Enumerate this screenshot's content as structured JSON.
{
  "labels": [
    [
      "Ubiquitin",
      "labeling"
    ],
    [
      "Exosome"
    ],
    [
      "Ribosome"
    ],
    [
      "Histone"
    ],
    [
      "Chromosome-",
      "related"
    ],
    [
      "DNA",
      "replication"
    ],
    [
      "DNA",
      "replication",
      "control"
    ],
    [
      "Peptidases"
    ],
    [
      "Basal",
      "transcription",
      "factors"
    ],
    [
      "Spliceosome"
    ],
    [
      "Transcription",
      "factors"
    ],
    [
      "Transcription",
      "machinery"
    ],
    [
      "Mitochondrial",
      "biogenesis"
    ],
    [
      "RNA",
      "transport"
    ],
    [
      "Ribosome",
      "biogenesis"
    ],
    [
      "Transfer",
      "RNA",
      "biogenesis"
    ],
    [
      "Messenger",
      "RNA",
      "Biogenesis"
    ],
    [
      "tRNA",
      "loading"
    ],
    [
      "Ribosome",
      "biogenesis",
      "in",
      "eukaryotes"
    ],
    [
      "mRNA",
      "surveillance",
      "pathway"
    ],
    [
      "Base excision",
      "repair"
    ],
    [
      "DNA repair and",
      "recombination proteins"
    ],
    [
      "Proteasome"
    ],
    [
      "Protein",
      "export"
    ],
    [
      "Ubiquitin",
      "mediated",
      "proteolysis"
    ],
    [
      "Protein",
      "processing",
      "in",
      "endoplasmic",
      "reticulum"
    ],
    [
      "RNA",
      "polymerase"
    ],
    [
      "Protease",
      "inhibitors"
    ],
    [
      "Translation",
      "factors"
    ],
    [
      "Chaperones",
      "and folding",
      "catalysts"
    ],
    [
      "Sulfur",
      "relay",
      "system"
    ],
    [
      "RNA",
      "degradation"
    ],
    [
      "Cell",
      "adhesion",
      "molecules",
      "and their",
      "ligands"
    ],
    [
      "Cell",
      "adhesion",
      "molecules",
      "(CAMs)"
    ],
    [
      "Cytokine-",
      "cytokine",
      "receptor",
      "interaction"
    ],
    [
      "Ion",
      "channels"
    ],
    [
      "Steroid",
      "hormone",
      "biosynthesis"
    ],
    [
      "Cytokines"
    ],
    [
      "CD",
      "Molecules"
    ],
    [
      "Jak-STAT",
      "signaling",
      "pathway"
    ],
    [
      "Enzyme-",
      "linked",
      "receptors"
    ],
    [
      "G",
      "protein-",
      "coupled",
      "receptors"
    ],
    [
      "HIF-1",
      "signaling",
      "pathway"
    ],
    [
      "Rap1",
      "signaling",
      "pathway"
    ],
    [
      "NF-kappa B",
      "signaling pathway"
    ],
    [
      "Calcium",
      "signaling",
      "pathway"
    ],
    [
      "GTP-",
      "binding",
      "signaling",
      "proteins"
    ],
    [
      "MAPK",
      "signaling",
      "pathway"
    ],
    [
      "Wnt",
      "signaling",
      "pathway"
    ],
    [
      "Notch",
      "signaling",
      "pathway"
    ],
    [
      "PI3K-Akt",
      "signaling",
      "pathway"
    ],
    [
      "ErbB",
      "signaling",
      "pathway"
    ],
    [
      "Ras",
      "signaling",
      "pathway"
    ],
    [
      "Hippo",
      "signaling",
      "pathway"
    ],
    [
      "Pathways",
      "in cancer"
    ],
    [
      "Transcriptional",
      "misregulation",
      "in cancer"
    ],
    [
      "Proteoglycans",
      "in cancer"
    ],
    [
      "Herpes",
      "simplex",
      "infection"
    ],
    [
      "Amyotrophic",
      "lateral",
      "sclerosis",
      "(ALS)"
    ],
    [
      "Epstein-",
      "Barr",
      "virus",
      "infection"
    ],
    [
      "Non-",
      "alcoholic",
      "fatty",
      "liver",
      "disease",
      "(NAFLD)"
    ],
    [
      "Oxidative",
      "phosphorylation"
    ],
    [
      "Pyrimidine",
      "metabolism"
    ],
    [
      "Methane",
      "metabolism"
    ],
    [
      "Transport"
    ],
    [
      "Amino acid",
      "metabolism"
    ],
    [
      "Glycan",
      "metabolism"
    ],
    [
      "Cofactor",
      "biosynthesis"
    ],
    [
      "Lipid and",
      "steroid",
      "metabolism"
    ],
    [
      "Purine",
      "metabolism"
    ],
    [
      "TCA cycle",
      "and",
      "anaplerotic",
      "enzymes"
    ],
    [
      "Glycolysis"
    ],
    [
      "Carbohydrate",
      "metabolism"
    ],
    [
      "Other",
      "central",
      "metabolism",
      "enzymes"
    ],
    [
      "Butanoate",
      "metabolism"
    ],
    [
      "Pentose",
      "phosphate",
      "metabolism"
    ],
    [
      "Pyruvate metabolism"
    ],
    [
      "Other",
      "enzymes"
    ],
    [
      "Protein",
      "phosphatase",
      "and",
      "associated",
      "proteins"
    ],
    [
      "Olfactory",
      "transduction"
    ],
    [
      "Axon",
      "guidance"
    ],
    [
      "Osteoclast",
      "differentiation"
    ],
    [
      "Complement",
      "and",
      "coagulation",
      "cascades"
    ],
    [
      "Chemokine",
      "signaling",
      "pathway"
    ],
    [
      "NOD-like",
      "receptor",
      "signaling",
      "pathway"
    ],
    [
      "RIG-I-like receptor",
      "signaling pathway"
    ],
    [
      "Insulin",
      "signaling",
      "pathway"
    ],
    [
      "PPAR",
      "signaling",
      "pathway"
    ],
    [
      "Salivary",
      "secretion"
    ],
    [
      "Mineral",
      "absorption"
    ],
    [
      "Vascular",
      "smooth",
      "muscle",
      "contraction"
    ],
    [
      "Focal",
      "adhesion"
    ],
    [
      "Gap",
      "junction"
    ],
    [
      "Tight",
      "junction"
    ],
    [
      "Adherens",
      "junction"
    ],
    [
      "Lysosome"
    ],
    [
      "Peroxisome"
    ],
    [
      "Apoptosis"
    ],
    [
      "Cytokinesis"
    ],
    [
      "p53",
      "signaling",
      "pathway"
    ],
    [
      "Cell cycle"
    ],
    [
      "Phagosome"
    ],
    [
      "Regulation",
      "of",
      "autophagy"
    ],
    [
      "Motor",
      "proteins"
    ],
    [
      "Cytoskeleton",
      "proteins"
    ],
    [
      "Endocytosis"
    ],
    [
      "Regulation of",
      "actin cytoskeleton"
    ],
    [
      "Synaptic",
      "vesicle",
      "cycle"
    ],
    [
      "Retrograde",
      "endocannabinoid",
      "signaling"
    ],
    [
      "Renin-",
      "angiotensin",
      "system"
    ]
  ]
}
○ ○ ○ ○ ○
What you are asked to do: An exact copy of all the material is what is needed.

Answer for this exercise:
Enumerate this screenshot's content as structured JSON.
{
  "labels": [
    [
      "Ubiquitin",
      "labeling"
    ],
    [
      "Exosome"
    ],
    [
      "Ribosome"
    ],
    [
      "Histone"
    ],
    [
      "Chromosome-",
      "related"
    ],
    [
      "DNA",
      "replication"
    ],
    [
      "DNA",
      "replication",
      "control"
    ],
    [
      "Peptidases"
    ],
    [
      "Basal",
      "transcription",
      "factors"
    ],
    [
      "Spliceosome"
    ],
    [
      "Transcription",
      "factors"
    ],
    [
      "Transcription",
      "machinery"
    ],
    [
      "Mitochondrial",
      "biogenesis"
    ],
    [
      "RNA",
      "transport"
    ],
    [
      "Ribosome",
      "biogenesis"
    ],
    [
      "Transfer",
      "RNA",
      "biogenesis"
    ],
    [
      "Messenger",
      "RNA",
      "Biogenesis"
    ],
    [
      "tRNA",
      "loading"
    ],
    [
      "Ribosome",
      "biogenesis",
      "in",
      "eukaryotes"
    ],
    [
      "mRNA",
      "surveillance",
      "pathway"
    ],
    [
      "Base excision",
      "repair"
    ],
    [
      "DNA repair and",
      "recombination proteins"
    ],
    [
      "Proteasome"
    ],
    [
      "Protein",
      "export"
    ],
    [
      "Ubiquitin",
      "mediated",
      "proteolysis"
    ],
    [
      "Protein",
      "processing",
      "in",
      "endoplasmic",
      "reticulum"
    ],
    [
      "RNA",
      "polymerase"
    ],
    [
      "Protease",
      "inhibitors"
    ],
    [
      "Translation",
      "factors"
    ],
    [
      "Chaperones",
      "and folding",
      "catalysts"
    ],
    [
      "Sulfur",
      "relay",
      "system"
    ],
    [
      "RNA",
      "degradation"
    ],
    [
      "Cell",
      "adhesion",
      "molecules",
      "and their",
      "ligands"
    ],
    [
      "Cell",
      "adhesion",
      "molecules",
      "(CAMs)"
    ],
    [
      "Cytokine-",
      "cytokine",
      "receptor",
      "interaction"
    ],
    [
      "Ion",
      "channels"
    ],
    [
      "Steroid",
      "hormone",
      "biosynthesis"
    ],
    [
      "Cytokines"
    ],
    [
      "CD",
      "Molecules"
    ],
    [
      "Jak-STAT",
      "signaling",
      "pathway"
    ],
    [
      "Enzyme-",
      "linked",
      "receptors"
    ],
    [
      "G",
      "protein-",
      "coupled",
      "receptors"
    ],
    [
      "HIF-1",
      "signaling",
      "pathway"
    ],
    [
      "Rap1",
      "signaling",
      "pathway"
    ],
    [
      "NF-kappa B",
      "signaling pathway"
    ],
    [
      "Calcium",
      "signaling",
      "pathway"
    ],
    [
      "GTP-",
      "binding",
      "signaling",
      "proteins"
    ],
    [
      "MAPK",
      "signaling",
      "pathway"
    ],
    [
      "Wnt",
      "signaling",
      "pathway"
    ],
    [
      "Notch",
      "signaling",
      "pathway"
    ],
    [
      "PI3K-Akt",
      "signaling",
      "pathway"
    ],
    [
      "ErbB",
      "signaling",
      "pathway"
    ],
    [
      "Ras",
      "signaling",
      "pathway"
    ],
    [
      "Hippo",
      "signaling",
      "pathway"
    ],
    [
      "Pathways",
      "in cancer"
    ],
    [
      "Transcriptional",
      "misregulation",
      "in cancer"
    ],
    [
      "Proteoglycans",
      "in cancer"
    ],
    [
      "Herpes",
      "simplex",
      "infection"
    ],
    [
      "Amyotrophic",
      "lateral",
      "sclerosis",
      "(ALS)"
    ],
    [
      "Epstein-",
      "Barr",
      "virus",
      "infection"
    ],
    [
      "Non-",
      "alcoholic",
      "fatty",
      "liver",
      "disease",
      "(NAFLD)"
    ],
    [
      "Oxidative",
      "phosphorylation"
    ],
    [
      "Pyrimidine",
      "metabolism"
    ],
    [
      "Methane",
      "metabolism"
    ],
    [
      "Transport"
    ],
    [
      "Amino acid",
      "metabolism"
    ],
    [
      "Glycan",
      "metabolism"
    ],
    [
      "Cofactor",
      "biosynthesis"
    ],
    [
      "Lipid and",
      "steroid",
      "metabolism"
    ],
    [
      "Purine",
      "metabolism"
    ],
    [
      "TCA cycle",
      "and",
      "anaplerotic",
      "enzymes"
    ],
    [
      "Glycolysis"
    ],
    [
      "Carbohydrate",
      "metabolism"
    ],
    [
      "Other",
      "central",
      "metabolism",
      "enzymes"
    ],
    [
      "Butanoate",
      "metabolism"
    ],
    [
      "Pentose",
      "phosphate",
      "metabolism"
    ],
    [
      "Pyruvate metabolism"
    ],
    [
      "Other",
      "enzymes"
    ],
    [
      "Protein",
      "phosphatase",
      "and",
      "associated",
      "proteins"
    ],
    [
      "Olfactory",
      "transduction"
    ],
    [
      "Axon",
      "guidance"
    ],
    [
      "Osteoclast",
      "differentiation"
    ],
    [
      "Complement",
      "and",
      "coagulation",
      "cascades"
    ],
    [
      "Chemokine",
      "signaling",
      "pathway"
    ],
    [
      "NOD-like",
      "receptor",
      "signaling",
      "pathway"
    ],
    [
      "RIG-I-like receptor",
      "signaling pathway"
    ],
    [
      "Insulin",
      "signaling",
      "pathway"
    ],
    [
      "PPAR",
      "signaling",
      "pathway"
    ],
    [
      "Salivary",
      "secretion"
    ],
    [
      "Mineral",
      "absorption"
    ],
    [
      "Vascular",
      "smooth",
      "muscle",
      "contraction"
    ],
    [
      "Focal",
      "adhesion"
    ],
    [
      "Gap",
      "junction"
    ],
    [
      "Tight",
      "junction"
    ],
    [
      "Adherens",
      "junction"
    ],
    [
      "Lysosome"
    ],
    [
      "Peroxisome"
    ],
    [
      "Apoptosis"
    ],
    [
      "Cytokinesis"
    ],
    [
      "p53",
      "signaling",
      "pathway"
    ],
    [
      "Cell cycle"
    ],
    [
      "Phagosome"
    ],
    [
      "Regulation",
      "of",
      "autophagy"
    ],
    [
      "Motor",
      "proteins"
    ],
    [
      "Cytoskeleton",
      "proteins"
    ],
    [
      "Endocytosis"
    ],
    [
      "Regulation of",
      "actin cytoskeleton"
    ],
    [
      "Synaptic",
      "vesicle",
      "cycle"
    ],
    [
      "Retrograde",
      "endocannabinoid",
      "signaling"
    ],
    [
      "Renin-",
      "angiotensin",
      "system"
    ]
  ]
}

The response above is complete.